EXTRAIT DU TEXTE:
- - - - -
Dans l’ambiance feutrée du Centre de congrès de Davos, où les deals se concrétisent derrière les rideaux, le président plaidera mercredi pour une mondialisation mieux organisée et utilisera cette tribune pour "proposer sa vision internationale pour le monde de demain", une vision autant économique que politique, explique son entourage. Il exposera "les trois défis majeurs auxquels nous sommes confrontés : l'accroissement des inégalités - le thème de Davos cette année - la lutte contre le dérèglement climatique et l'érosion de la biodiversité ; et la gouvernance mondiale face à la montée des nationalismes et des extrémismes", selon l'Élysée. De quoi faire d’Emmanuel Macron l’attraction n°1 du 48ème Forum de Davos.
Trump vient "en majorette". A moins que le président français ne se fasse voler la vedette par un milliardaire exubérant à la célèbre mèche blonde. En effet, la venue de Donald Trump est un double évènement. D’abord car… il s’agit de Donald Trump et que la moindre sortie du président américain peut prendre une tournure inattendue. Sa déclaration d’intention dans le Wall Street Journal donne le ton : "Je viens à Davos en majorette (cheerleader en VO) pour les États-Unis". Ensuite car cela fait bien longtemps qu’un président américain n’a pas mis le pied dans la très chic station suisse. Le dernier à avoir fait le voyage à Davos est le démocrate Bill Clinton, en 2000.
- - - - -
EXTRAITS DE DONNÉES:
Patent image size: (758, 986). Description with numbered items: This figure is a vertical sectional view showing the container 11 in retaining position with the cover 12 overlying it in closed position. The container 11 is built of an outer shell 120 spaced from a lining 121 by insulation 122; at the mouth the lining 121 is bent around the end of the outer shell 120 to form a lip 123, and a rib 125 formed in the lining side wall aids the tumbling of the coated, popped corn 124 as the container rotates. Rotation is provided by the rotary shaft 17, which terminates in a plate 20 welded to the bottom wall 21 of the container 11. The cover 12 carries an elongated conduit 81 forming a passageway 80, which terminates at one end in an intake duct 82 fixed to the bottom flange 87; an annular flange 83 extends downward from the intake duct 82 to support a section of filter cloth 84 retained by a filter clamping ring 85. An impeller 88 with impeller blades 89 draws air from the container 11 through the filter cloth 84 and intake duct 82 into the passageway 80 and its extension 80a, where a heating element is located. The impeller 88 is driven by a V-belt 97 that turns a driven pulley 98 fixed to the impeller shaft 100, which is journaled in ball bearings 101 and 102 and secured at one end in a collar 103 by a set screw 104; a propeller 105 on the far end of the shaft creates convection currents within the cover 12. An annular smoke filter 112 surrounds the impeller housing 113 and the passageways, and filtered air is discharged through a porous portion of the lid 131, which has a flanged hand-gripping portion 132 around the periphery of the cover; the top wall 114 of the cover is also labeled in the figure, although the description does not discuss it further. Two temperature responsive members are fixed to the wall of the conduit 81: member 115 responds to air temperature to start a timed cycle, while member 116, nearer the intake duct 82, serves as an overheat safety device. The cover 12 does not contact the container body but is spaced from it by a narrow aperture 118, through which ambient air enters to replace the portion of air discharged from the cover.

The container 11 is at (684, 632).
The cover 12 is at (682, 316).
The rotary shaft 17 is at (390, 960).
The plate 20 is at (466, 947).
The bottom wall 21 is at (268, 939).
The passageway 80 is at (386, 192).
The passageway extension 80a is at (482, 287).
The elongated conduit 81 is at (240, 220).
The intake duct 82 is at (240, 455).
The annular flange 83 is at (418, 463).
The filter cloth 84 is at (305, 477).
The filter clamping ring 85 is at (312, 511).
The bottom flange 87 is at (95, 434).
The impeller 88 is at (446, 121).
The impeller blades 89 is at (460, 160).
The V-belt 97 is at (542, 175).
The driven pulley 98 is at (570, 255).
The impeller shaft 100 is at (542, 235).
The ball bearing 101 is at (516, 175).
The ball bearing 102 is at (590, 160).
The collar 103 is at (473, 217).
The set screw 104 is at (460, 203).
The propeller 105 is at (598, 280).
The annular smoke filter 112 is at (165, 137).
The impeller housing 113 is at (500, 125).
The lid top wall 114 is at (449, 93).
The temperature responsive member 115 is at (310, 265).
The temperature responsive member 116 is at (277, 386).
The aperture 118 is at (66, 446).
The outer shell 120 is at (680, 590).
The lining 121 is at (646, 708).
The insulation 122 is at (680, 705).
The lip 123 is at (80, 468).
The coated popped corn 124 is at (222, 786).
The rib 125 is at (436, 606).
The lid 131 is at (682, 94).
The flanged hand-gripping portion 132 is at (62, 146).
- - - - -
CONSIGNE 1: Selon le texte sur le Forum de Davos, quel président américain s'est rendu à Davos en dernier avant Donald Trump, et en quelle année ?
CONSIGNE 2: Reprenez le texte sur le Forum de Davos à la suite de sa dernière phrase.

ZONE DE RÉPONSE 1: Le démocrate Bill Clinton, en 2000.

ZONE DE RÉPONSE 2:
Voilà pour la forme, mais sur le fond, qu’attendre de Donald Trump ? Son statut lui a permis de s’octroyer le discours de clôture, point d'orgue annoncé d'une semaine de séances de méditation, de discours, de rencontres confidentielles et de tables rondes. L'imprévisible président américain entend bousculer les chantres du libre-échange de Davos en vantant sa politique de "L'Amérique d'abord". "Je veux raconter ce qu’il se passe actuellement aux États-Unis", a-t-il dit au Wall Street Journal.
JOBS, JOBS, JOBS! #MAGApic.twitter.com/HScS4Y9ZJK
— Donald J. Trump (@realDonaldTrump) 12 juillet 2017
Des succès concrets à mettre en avant. En d’autres termes, le président américain veut mettre en avant ce qu’il estime être une première année réussie à la Maison-Blanche. Et ses arguments sont solides : la croissance américaine devrait atteindre 2,5% en 2017, au plus haut depuis sept ans ; le taux de chômage est au plus bas à 4,1% depuis octobre ; la Bourse bat des records quasiment tous les jours… Bref, l’économie américaine se porte très bien et Donald Trump compte capitaliser dessus.
"Le président Trump réaffirmera qu'une Amérique prospère est une bonne chose pour le monde", a martelé Gary Cohn, conseiller économique du président, réaffirmant la conviction maintes fois répétées du milliardaire que le libre-échange n'était une bonne chose que s'il était "juste et réciproque". "L'Amérique d'abord ne veut pas dire l'Amérique seule", a insisté Gary Cohn, reprenant une formule fréquemment utilisée par la Maison-Blanche.
Si cela ne suffisait pas à convaincre les leaders économiques venus du monde entier, le businessman – qui devrait se sentir comme un poisson dans l’eau à Davos – a un atout dans sa manche : sa réforme fiscale, adoptée en décembre, qui prévoit notamment d’abaisser l'impôt sur les sociétés de 35% à 21%. Une réforme déjà saluée par le FMI, l’institution financière estimant qu’elle va booster l’économie mondiale à court terme. Un bon point pour Trump, un motif d’inquiétude pour Macron et un élément perturbateur dans ce duel à l’issue plus qu’incertaine.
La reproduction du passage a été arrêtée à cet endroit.